● WHAT IS NEEDED: Write the entries out again in full and unchanged, dropping every image.
RECORD EXCERPTS: Begin
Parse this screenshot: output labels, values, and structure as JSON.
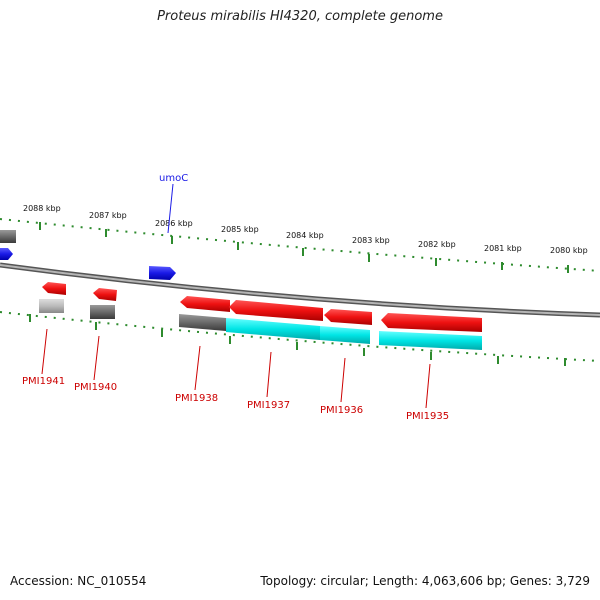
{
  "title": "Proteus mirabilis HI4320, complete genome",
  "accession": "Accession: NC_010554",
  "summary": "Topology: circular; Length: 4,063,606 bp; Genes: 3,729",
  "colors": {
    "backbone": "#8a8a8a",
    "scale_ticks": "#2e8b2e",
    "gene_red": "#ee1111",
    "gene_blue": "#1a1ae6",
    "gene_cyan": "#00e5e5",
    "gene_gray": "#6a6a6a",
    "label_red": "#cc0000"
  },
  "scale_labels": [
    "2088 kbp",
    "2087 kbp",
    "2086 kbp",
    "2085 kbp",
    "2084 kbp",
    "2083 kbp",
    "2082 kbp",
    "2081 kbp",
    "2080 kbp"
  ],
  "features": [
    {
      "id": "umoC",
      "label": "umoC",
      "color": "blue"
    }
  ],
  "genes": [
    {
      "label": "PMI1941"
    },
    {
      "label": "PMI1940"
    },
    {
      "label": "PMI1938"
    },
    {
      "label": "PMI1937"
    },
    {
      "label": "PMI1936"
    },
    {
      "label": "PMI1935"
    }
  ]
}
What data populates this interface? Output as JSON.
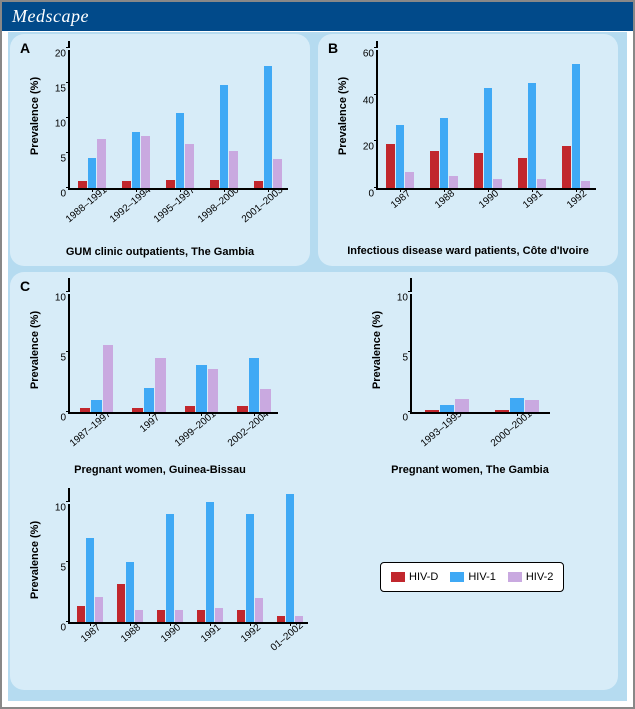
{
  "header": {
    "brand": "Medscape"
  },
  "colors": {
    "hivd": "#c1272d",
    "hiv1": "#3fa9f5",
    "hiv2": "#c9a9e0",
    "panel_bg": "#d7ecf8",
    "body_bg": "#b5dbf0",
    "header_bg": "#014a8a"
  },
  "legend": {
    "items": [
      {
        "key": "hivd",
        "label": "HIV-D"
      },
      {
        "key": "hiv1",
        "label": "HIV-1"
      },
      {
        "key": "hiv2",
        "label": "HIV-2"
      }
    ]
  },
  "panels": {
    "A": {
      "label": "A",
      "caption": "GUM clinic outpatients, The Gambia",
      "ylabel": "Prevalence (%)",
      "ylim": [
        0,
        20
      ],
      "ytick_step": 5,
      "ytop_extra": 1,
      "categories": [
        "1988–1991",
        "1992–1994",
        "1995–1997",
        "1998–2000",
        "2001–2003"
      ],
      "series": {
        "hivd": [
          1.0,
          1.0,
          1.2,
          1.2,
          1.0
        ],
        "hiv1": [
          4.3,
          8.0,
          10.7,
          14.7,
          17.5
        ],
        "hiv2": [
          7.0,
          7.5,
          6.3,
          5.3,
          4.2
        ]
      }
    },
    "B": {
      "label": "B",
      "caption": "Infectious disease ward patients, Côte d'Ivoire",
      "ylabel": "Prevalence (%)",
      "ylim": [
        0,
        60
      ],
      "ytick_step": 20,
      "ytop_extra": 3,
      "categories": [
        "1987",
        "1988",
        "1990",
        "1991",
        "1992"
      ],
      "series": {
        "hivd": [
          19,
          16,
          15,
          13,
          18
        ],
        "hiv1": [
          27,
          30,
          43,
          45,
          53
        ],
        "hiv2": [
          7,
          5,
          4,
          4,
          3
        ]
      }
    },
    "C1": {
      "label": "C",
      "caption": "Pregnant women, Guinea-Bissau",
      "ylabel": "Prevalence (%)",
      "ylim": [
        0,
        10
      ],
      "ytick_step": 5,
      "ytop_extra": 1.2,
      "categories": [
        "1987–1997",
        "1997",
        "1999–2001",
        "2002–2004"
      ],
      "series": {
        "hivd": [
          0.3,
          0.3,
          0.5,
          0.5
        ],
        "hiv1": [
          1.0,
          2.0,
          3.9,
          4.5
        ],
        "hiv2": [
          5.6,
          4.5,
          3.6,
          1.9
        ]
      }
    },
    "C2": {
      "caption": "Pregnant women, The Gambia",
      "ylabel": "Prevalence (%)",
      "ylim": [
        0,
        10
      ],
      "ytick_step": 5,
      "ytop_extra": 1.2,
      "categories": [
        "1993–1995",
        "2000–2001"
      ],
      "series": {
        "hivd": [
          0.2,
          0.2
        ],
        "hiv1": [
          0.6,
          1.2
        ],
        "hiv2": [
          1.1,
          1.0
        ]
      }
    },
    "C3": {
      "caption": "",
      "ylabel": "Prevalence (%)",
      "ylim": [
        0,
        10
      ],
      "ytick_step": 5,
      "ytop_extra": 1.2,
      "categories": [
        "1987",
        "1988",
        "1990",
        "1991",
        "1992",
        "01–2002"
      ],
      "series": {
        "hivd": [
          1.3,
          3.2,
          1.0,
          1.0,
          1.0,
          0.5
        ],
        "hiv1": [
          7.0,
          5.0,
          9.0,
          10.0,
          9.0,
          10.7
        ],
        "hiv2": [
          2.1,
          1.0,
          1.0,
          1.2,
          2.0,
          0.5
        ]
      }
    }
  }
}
RECORD EXCERPTS: End
● ANSWER BELOW:
Parse this screenshot: output labels, values, and structure as JSON.
{
  "title": "Proteus mirabilis HI4320, complete genome",
  "accession": "Accession: NC_010554",
  "summary": "Topology: circular; Length: 4,063,606 bp; Genes: 3,729",
  "colors": {
    "backbone": "#8a8a8a",
    "scale_ticks": "#2e8b2e",
    "gene_red": "#ee1111",
    "gene_blue": "#1a1ae6",
    "gene_cyan": "#00e5e5",
    "gene_gray": "#6a6a6a",
    "label_red": "#cc0000"
  },
  "scale_labels": [
    "2088 kbp",
    "2087 kbp",
    "2086 kbp",
    "2085 kbp",
    "2084 kbp",
    "2083 kbp",
    "2082 kbp",
    "2081 kbp",
    "2080 kbp"
  ],
  "features": [
    {
      "id": "umoC",
      "label": "umoC",
      "color": "blue"
    }
  ],
  "genes": [
    {
      "label": "PMI1941"
    },
    {
      "label": "PMI1940"
    },
    {
      "label": "PMI1938"
    },
    {
      "label": "PMI1937"
    },
    {
      "label": "PMI1936"
    },
    {
      "label": "PMI1935"
    }
  ]
}
What data populates this interface? Output as JSON.
{
  "header": {
    "brand": "Medscape"
  },
  "colors": {
    "hivd": "#c1272d",
    "hiv1": "#3fa9f5",
    "hiv2": "#c9a9e0",
    "panel_bg": "#d7ecf8",
    "body_bg": "#b5dbf0",
    "header_bg": "#014a8a"
  },
  "legend": {
    "items": [
      {
        "key": "hivd",
        "label": "HIV-D"
      },
      {
        "key": "hiv1",
        "label": "HIV-1"
      },
      {
        "key": "hiv2",
        "label": "HIV-2"
      }
    ]
  },
  "panels": {
    "A": {
      "label": "A",
      "caption": "GUM clinic outpatients, The Gambia",
      "ylabel": "Prevalence (%)",
      "ylim": [
        0,
        20
      ],
      "ytick_step": 5,
      "ytop_extra": 1,
      "categories": [
        "1988–1991",
        "1992–1994",
        "1995–1997",
        "1998–2000",
        "2001–2003"
      ],
      "series": {
        "hivd": [
          1.0,
          1.0,
          1.2,
          1.2,
          1.0
        ],
        "hiv1": [
          4.3,
          8.0,
          10.7,
          14.7,
          17.5
        ],
        "hiv2": [
          7.0,
          7.5,
          6.3,
          5.3,
          4.2
        ]
      }
    },
    "B": {
      "label": "B",
      "caption": "Infectious disease ward patients, Côte d'Ivoire",
      "ylabel": "Prevalence (%)",
      "ylim": [
        0,
        60
      ],
      "ytick_step": 20,
      "ytop_extra": 3,
      "categories": [
        "1987",
        "1988",
        "1990",
        "1991",
        "1992"
      ],
      "series": {
        "hivd": [
          19,
          16,
          15,
          13,
          18
        ],
        "hiv1": [
          27,
          30,
          43,
          45,
          53
        ],
        "hiv2": [
          7,
          5,
          4,
          4,
          3
        ]
      }
    },
    "C1": {
      "label": "C",
      "caption": "Pregnant women, Guinea-Bissau",
      "ylabel": "Prevalence (%)",
      "ylim": [
        0,
        10
      ],
      "ytick_step": 5,
      "ytop_extra": 1.2,
      "categories": [
        "1987–1997",
        "1997",
        "1999–2001",
        "2002–2004"
      ],
      "series": {
        "hivd": [
          0.3,
          0.3,
          0.5,
          0.5
        ],
        "hiv1": [
          1.0,
          2.0,
          3.9,
          4.5
        ],
        "hiv2": [
          5.6,
          4.5,
          3.6,
          1.9
        ]
      }
    },
    "C2": {
      "caption": "Pregnant women, The Gambia",
      "ylabel": "Prevalence (%)",
      "ylim": [
        0,
        10
      ],
      "ytick_step": 5,
      "ytop_extra": 1.2,
      "categories": [
        "1993–1995",
        "2000–2001"
      ],
      "series": {
        "hivd": [
          0.2,
          0.2
        ],
        "hiv1": [
          0.6,
          1.2
        ],
        "hiv2": [
          1.1,
          1.0
        ]
      }
    },
    "C3": {
      "caption": "",
      "ylabel": "Prevalence (%)",
      "ylim": [
        0,
        10
      ],
      "ytick_step": 5,
      "ytop_extra": 1.2,
      "categories": [
        "1987",
        "1988",
        "1990",
        "1991",
        "1992",
        "01–2002"
      ],
      "series": {
        "hivd": [
          1.3,
          3.2,
          1.0,
          1.0,
          1.0,
          0.5
        ],
        "hiv1": [
          7.0,
          5.0,
          9.0,
          10.0,
          9.0,
          10.7
        ],
        "hiv2": [
          2.1,
          1.0,
          1.0,
          1.2,
          2.0,
          0.5
        ]
      }
    }
  }
}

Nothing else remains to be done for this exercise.